TASK TO CARRY OUT:
Search the material for the string "Google" and copy each line where it occurs.

============

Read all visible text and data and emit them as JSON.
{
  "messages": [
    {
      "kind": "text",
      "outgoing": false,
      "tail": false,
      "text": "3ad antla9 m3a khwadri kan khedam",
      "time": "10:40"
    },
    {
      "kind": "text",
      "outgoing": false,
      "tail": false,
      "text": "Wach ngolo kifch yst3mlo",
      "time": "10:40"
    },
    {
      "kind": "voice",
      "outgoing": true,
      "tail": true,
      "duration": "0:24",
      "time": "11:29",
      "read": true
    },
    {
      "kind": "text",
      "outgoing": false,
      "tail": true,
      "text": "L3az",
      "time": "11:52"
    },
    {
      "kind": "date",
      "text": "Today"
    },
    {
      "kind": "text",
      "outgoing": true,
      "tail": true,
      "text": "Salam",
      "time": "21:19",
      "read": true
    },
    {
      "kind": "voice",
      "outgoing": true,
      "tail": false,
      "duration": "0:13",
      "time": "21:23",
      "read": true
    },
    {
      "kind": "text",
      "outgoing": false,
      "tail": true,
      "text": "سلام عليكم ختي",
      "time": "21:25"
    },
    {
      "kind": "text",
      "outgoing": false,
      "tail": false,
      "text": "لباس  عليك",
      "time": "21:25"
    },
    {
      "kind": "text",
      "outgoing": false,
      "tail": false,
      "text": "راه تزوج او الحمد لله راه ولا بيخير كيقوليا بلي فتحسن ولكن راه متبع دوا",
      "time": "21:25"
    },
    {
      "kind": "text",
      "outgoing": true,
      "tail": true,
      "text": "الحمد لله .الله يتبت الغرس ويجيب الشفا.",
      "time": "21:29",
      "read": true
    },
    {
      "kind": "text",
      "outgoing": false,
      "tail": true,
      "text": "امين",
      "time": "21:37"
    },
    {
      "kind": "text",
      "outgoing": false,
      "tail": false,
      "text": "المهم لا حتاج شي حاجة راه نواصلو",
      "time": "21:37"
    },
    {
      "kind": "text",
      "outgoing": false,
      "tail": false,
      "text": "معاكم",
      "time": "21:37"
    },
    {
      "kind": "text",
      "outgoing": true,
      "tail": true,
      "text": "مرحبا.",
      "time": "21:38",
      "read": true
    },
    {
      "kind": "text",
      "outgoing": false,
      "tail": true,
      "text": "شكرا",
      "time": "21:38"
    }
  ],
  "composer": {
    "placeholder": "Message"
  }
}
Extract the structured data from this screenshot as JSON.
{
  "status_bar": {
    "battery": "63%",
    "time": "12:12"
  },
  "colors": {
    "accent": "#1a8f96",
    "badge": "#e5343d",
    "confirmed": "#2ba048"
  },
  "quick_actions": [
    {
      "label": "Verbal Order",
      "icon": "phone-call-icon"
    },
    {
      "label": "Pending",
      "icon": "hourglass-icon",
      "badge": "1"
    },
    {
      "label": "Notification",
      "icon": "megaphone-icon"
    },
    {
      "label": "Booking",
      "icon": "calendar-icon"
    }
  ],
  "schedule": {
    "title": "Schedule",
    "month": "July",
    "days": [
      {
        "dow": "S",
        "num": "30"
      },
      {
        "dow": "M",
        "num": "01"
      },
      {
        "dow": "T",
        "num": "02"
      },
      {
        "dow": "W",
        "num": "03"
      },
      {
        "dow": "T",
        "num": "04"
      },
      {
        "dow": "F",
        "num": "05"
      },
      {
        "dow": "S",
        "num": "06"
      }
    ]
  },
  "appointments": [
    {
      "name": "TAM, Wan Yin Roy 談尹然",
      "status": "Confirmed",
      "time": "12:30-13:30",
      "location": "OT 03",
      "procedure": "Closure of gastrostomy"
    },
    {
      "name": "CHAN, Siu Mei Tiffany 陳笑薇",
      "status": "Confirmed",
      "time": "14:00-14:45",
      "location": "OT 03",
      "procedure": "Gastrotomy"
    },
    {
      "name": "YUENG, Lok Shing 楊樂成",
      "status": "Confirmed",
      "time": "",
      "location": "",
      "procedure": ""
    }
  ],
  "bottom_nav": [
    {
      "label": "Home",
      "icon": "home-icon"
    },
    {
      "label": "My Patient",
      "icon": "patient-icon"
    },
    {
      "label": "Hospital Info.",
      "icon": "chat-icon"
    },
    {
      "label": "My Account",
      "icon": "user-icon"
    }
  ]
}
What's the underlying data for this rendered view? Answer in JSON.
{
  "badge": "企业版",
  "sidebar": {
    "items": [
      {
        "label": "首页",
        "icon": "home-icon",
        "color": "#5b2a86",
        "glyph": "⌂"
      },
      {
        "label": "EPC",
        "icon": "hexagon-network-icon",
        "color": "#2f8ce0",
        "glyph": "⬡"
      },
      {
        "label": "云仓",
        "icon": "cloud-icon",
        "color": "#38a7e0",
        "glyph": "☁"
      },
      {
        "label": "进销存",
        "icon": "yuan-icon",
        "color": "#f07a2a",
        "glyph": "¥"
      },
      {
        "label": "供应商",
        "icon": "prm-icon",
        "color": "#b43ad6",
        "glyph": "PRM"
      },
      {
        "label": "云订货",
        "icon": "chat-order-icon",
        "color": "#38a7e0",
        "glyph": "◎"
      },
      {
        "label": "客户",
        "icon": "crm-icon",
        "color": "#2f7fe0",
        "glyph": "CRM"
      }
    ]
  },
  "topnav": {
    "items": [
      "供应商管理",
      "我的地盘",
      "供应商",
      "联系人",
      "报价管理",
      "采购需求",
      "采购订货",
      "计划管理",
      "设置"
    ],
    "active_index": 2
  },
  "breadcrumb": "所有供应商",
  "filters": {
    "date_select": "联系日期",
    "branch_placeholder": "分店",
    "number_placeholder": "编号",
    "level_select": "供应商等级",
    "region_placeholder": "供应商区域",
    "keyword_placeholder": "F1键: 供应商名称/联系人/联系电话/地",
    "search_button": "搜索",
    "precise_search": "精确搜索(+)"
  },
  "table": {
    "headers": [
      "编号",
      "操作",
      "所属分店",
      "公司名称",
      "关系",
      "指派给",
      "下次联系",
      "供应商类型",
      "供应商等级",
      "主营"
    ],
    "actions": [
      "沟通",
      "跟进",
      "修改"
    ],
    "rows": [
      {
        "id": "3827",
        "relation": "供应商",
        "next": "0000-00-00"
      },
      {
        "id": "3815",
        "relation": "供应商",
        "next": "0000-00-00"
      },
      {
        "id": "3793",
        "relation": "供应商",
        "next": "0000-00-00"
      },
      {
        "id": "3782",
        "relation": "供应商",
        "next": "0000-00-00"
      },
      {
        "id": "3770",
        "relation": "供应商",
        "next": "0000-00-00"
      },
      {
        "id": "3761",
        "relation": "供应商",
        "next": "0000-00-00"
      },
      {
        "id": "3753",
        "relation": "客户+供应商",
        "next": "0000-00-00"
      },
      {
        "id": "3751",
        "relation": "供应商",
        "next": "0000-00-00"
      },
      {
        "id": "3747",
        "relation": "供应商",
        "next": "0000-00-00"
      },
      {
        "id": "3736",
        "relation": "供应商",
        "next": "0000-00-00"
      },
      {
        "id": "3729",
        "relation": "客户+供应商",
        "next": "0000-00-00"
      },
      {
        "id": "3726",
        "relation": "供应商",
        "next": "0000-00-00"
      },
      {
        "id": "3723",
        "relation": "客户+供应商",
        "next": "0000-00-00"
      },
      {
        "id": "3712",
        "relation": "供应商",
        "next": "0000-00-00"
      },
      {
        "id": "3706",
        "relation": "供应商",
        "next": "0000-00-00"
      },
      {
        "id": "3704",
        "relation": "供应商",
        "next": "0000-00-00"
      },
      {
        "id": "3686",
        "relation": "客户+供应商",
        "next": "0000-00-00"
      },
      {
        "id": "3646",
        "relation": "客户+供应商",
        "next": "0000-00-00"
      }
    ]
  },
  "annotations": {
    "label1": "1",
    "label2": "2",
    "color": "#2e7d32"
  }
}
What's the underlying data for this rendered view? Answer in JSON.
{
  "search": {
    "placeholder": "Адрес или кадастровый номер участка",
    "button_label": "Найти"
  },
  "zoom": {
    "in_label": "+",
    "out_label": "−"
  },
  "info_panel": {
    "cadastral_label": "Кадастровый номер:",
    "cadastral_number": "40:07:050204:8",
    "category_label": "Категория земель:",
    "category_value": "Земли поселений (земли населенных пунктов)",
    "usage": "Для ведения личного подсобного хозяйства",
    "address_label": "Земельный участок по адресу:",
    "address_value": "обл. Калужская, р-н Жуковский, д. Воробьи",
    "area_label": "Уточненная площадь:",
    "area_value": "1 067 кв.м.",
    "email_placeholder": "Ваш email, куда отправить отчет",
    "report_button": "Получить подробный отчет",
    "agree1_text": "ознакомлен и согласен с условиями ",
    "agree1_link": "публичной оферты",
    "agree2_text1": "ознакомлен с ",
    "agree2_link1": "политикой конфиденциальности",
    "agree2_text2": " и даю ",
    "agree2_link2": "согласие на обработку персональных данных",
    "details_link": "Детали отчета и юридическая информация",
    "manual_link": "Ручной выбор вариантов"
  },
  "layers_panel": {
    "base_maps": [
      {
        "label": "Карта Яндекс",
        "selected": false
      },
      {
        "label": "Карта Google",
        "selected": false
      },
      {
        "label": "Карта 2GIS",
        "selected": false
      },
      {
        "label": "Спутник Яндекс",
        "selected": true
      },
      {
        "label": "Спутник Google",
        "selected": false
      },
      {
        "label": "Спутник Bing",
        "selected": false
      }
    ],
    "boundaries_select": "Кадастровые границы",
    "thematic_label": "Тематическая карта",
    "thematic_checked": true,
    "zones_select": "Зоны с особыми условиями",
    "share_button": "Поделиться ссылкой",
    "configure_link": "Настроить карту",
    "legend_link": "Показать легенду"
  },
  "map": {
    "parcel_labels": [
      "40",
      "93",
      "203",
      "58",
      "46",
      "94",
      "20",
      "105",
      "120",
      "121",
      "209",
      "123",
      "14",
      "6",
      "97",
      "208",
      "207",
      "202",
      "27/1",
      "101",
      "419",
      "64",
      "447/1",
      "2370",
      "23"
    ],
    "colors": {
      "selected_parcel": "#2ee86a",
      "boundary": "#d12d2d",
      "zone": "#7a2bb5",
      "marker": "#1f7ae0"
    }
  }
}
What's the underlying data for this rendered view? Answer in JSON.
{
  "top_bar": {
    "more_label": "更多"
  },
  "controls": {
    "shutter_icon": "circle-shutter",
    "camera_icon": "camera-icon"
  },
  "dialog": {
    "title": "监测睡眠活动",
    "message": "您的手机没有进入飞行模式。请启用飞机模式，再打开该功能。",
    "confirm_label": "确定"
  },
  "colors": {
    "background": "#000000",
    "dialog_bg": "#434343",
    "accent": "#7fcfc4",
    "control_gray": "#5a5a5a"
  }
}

============

CORRECT RESULT:
        "label": "Карта Google",
        "label": "Спутник Google",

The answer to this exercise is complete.